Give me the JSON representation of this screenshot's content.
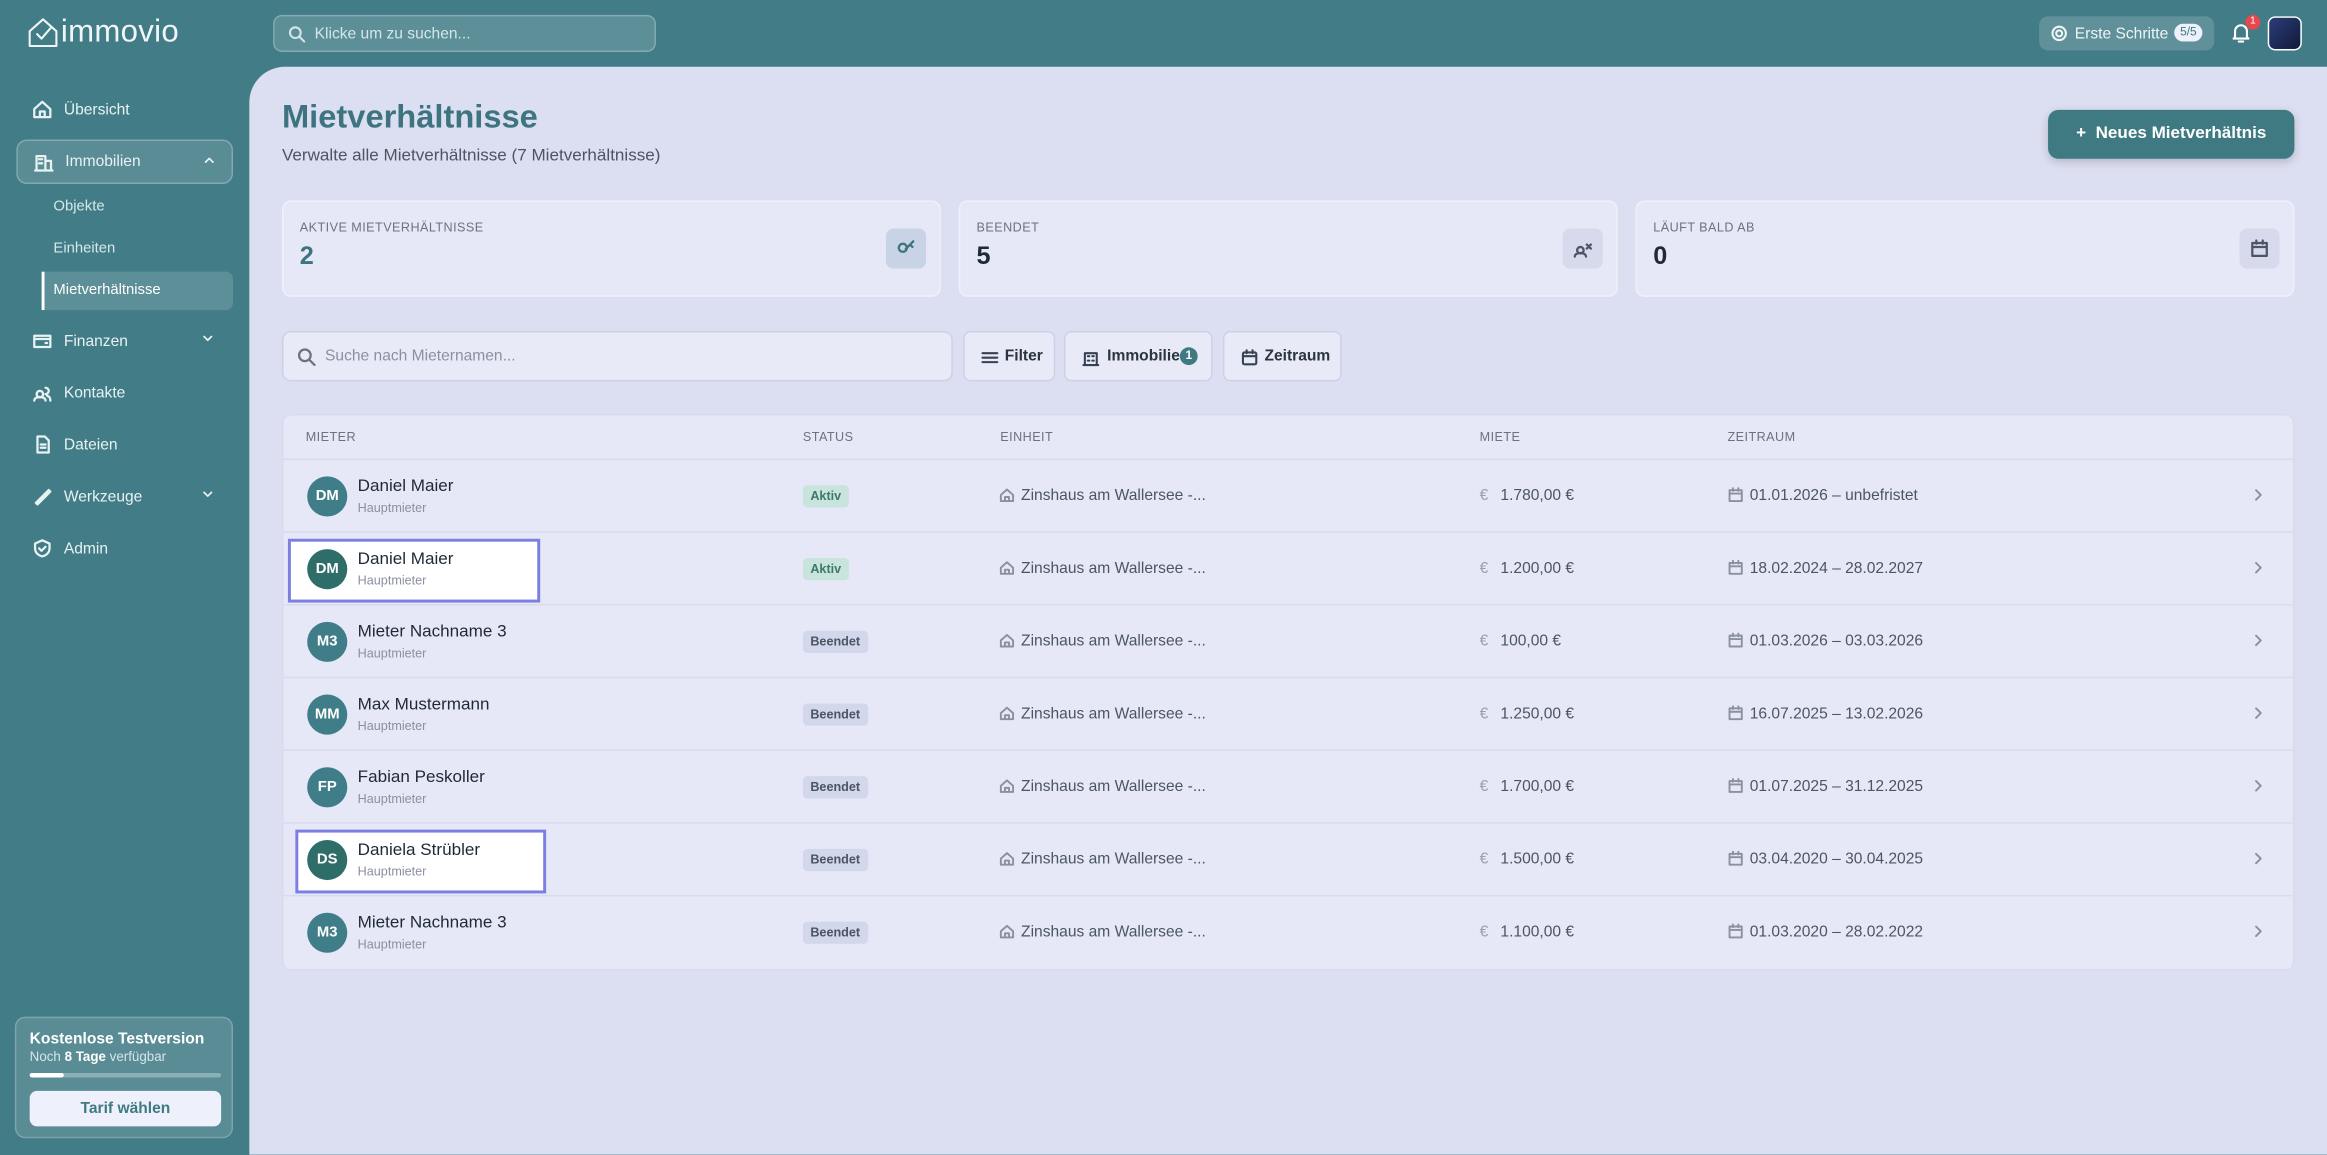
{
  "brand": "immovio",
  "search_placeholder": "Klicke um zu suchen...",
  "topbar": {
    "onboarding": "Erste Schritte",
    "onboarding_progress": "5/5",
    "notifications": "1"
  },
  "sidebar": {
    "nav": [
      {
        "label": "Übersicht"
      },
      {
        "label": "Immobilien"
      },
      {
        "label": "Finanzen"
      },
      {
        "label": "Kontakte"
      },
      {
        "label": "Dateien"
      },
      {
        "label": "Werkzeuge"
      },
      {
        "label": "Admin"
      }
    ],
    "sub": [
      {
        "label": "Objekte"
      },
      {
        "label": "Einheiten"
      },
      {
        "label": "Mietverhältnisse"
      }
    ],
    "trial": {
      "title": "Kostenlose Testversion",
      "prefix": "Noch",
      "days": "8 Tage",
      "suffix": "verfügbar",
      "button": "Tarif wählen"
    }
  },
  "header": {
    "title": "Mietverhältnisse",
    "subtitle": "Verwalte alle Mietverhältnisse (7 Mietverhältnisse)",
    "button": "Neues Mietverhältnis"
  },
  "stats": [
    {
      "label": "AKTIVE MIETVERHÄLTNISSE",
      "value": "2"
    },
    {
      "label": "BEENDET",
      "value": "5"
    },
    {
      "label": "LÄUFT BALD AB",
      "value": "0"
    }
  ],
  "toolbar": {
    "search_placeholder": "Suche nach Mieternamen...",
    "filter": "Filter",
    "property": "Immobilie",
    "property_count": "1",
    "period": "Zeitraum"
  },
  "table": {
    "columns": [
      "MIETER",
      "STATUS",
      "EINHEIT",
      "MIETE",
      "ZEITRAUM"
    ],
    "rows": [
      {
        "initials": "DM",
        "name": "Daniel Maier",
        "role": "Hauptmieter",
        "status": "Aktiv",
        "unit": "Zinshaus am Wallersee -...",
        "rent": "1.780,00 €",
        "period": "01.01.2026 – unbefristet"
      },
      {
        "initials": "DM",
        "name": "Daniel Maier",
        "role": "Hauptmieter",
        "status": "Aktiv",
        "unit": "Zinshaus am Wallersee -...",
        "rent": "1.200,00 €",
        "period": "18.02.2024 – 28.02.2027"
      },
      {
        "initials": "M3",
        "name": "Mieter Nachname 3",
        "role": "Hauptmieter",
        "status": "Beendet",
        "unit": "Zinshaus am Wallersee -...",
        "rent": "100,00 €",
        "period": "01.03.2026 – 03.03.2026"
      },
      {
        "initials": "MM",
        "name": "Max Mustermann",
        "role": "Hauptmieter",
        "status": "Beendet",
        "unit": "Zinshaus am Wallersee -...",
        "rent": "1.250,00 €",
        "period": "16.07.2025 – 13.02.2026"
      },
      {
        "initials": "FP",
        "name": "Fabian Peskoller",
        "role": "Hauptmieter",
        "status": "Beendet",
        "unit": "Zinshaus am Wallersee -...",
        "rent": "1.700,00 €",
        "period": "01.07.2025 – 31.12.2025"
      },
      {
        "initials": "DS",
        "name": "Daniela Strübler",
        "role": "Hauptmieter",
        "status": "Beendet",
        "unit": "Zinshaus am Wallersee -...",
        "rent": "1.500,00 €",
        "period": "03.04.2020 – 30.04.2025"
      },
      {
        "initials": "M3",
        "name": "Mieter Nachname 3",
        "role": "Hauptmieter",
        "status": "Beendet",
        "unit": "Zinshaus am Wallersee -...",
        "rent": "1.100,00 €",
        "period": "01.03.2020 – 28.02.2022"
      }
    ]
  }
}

════════

→ Instruction
Print each entry shown above with exact wording and no pictures.

→ Full output
Give me the JSON representation of this screenshot's content.
{
  "brand": "immovio",
  "search_placeholder": "Klicke um zu suchen...",
  "topbar": {
    "onboarding": "Erste Schritte",
    "onboarding_progress": "5/5",
    "notifications": "1"
  },
  "sidebar": {
    "nav": [
      {
        "label": "Übersicht"
      },
      {
        "label": "Immobilien"
      },
      {
        "label": "Finanzen"
      },
      {
        "label": "Kontakte"
      },
      {
        "label": "Dateien"
      },
      {
        "label": "Werkzeuge"
      },
      {
        "label": "Admin"
      }
    ],
    "sub": [
      {
        "label": "Objekte"
      },
      {
        "label": "Einheiten"
      },
      {
        "label": "Mietverhältnisse"
      }
    ],
    "trial": {
      "title": "Kostenlose Testversion",
      "prefix": "Noch",
      "days": "8 Tage",
      "suffix": "verfügbar",
      "button": "Tarif wählen"
    }
  },
  "header": {
    "title": "Mietverhältnisse",
    "subtitle": "Verwalte alle Mietverhältnisse (7 Mietverhältnisse)",
    "button": "Neues Mietverhältnis"
  },
  "stats": [
    {
      "label": "AKTIVE MIETVERHÄLTNISSE",
      "value": "2"
    },
    {
      "label": "BEENDET",
      "value": "5"
    },
    {
      "label": "LÄUFT BALD AB",
      "value": "0"
    }
  ],
  "toolbar": {
    "search_placeholder": "Suche nach Mieternamen...",
    "filter": "Filter",
    "property": "Immobilie",
    "property_count": "1",
    "period": "Zeitraum"
  },
  "table": {
    "columns": [
      "MIETER",
      "STATUS",
      "EINHEIT",
      "MIETE",
      "ZEITRAUM"
    ],
    "rows": [
      {
        "initials": "DM",
        "name": "Daniel Maier",
        "role": "Hauptmieter",
        "status": "Aktiv",
        "unit": "Zinshaus am Wallersee -...",
        "rent": "1.780,00 €",
        "period": "01.01.2026 – unbefristet"
      },
      {
        "initials": "DM",
        "name": "Daniel Maier",
        "role": "Hauptmieter",
        "status": "Aktiv",
        "unit": "Zinshaus am Wallersee -...",
        "rent": "1.200,00 €",
        "period": "18.02.2024 – 28.02.2027"
      },
      {
        "initials": "M3",
        "name": "Mieter Nachname 3",
        "role": "Hauptmieter",
        "status": "Beendet",
        "unit": "Zinshaus am Wallersee -...",
        "rent": "100,00 €",
        "period": "01.03.2026 – 03.03.2026"
      },
      {
        "initials": "MM",
        "name": "Max Mustermann",
        "role": "Hauptmieter",
        "status": "Beendet",
        "unit": "Zinshaus am Wallersee -...",
        "rent": "1.250,00 €",
        "period": "16.07.2025 – 13.02.2026"
      },
      {
        "initials": "FP",
        "name": "Fabian Peskoller",
        "role": "Hauptmieter",
        "status": "Beendet",
        "unit": "Zinshaus am Wallersee -...",
        "rent": "1.700,00 €",
        "period": "01.07.2025 – 31.12.2025"
      },
      {
        "initials": "DS",
        "name": "Daniela Strübler",
        "role": "Hauptmieter",
        "status": "Beendet",
        "unit": "Zinshaus am Wallersee -...",
        "rent": "1.500,00 €",
        "period": "03.04.2020 – 30.04.2025"
      },
      {
        "initials": "M3",
        "name": "Mieter Nachname 3",
        "role": "Hauptmieter",
        "status": "Beendet",
        "unit": "Zinshaus am Wallersee -...",
        "rent": "1.100,00 €",
        "period": "01.03.2020 – 28.02.2022"
      }
    ]
  }
}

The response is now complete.